# REQUIRED TASK:
List all lines of the data that include the string "name".
----- DATASET EXCERPTS -----
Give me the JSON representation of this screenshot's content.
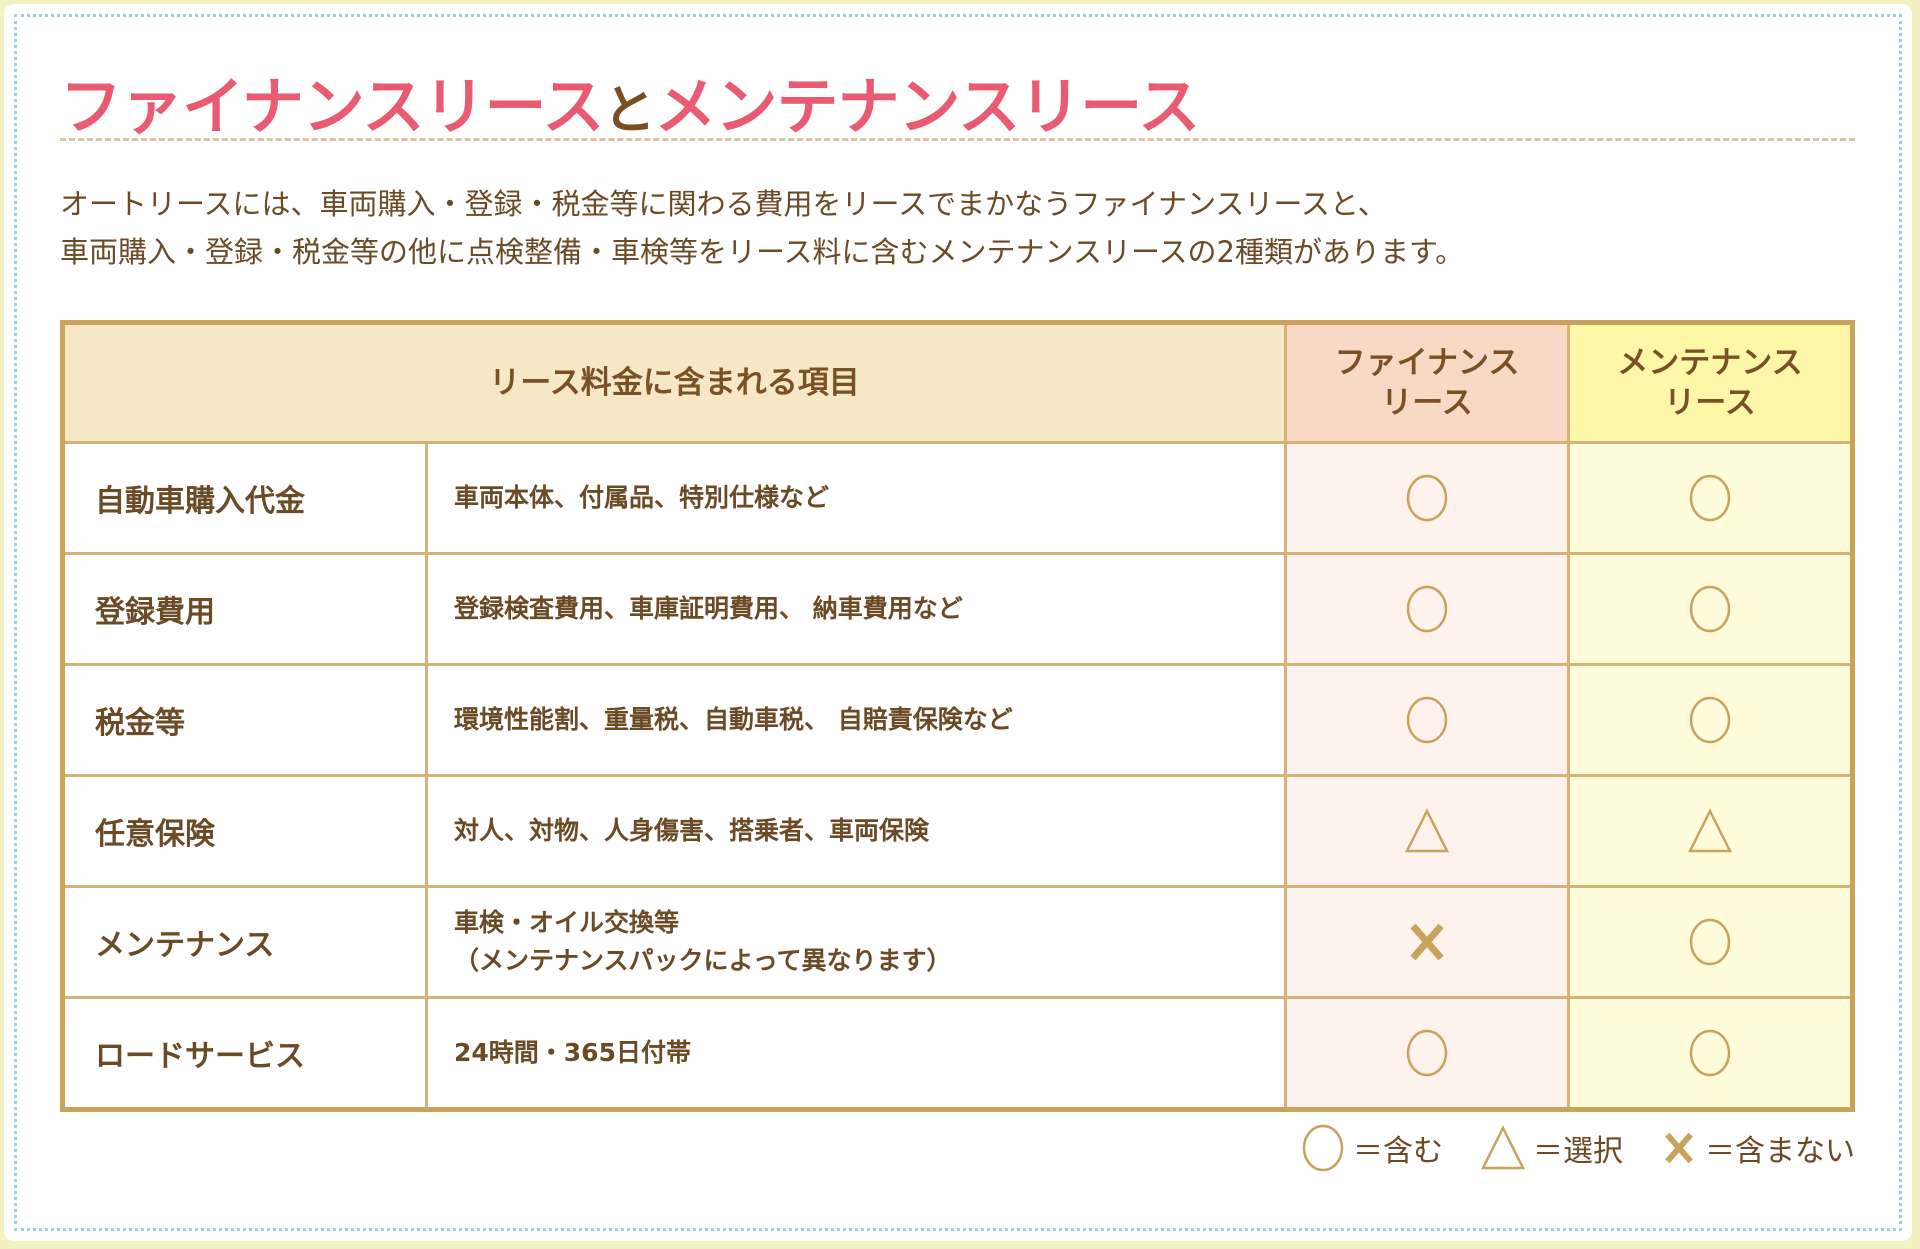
{
  "title": {
    "part1": "ファイナンスリース",
    "connector": "と",
    "part2": "メンテナンスリース"
  },
  "intro": {
    "line1": "オートリースには、車両購入・登録・税金等に関わる費用をリースでまかなうファイナンスリースと、",
    "line2": "車両購入・登録・税金等の他に点検整備・車検等をリース料に含むメンテナンスリースの2種類があります。"
  },
  "table": {
    "headers": {
      "items": "リース料金に含まれる項目",
      "finance": [
        "ファイナンス",
        "リース"
      ],
      "maintenance": [
        "メンテナンス",
        "リース"
      ]
    },
    "rows": [
      {
        "name": "自動車購入代金",
        "desc": [
          "車両本体、付属品、特別仕様など"
        ],
        "finance": "circle",
        "maintenance": "circle"
      },
      {
        "name": "登録費用",
        "desc": [
          "登録検査費用、車庫証明費用、 納車費用など"
        ],
        "finance": "circle",
        "maintenance": "circle"
      },
      {
        "name": "税金等",
        "desc": [
          "環境性能割、重量税、自動車税、 自賠責保険など"
        ],
        "finance": "circle",
        "maintenance": "circle"
      },
      {
        "name": "任意保険",
        "desc": [
          "対人、対物、人身傷害、搭乗者、車両保険"
        ],
        "finance": "triangle",
        "maintenance": "triangle"
      },
      {
        "name": "メンテナンス",
        "desc": [
          "車検・オイル交換等",
          "（メンテナンスパックによって異なります）"
        ],
        "finance": "cross",
        "maintenance": "circle"
      },
      {
        "name": "ロードサービス",
        "desc": [
          "24時間・365日付帯"
        ],
        "finance": "circle",
        "maintenance": "circle"
      }
    ]
  },
  "legend": [
    {
      "symbol": "circle",
      "label": "＝含む"
    },
    {
      "symbol": "triangle",
      "label": "＝選択"
    },
    {
      "symbol": "cross",
      "label": "＝含まない"
    }
  ],
  "colors": {
    "title": "#ea5a70",
    "text": "#6b4a26",
    "border": "#c9a25b",
    "symbol": "#c9a25b",
    "finance_bg": "#fdf2ec",
    "maintenance_bg": "#fffcdc"
  }
}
-----
# RESPONSE FOR THIS EXERCISE:
        "name": "自動車購入代金",
        "name": "登録費用",
        "name": "税金等",
        "name": "任意保険",
        "name": "メンテナンス",
        "name": "ロードサービス",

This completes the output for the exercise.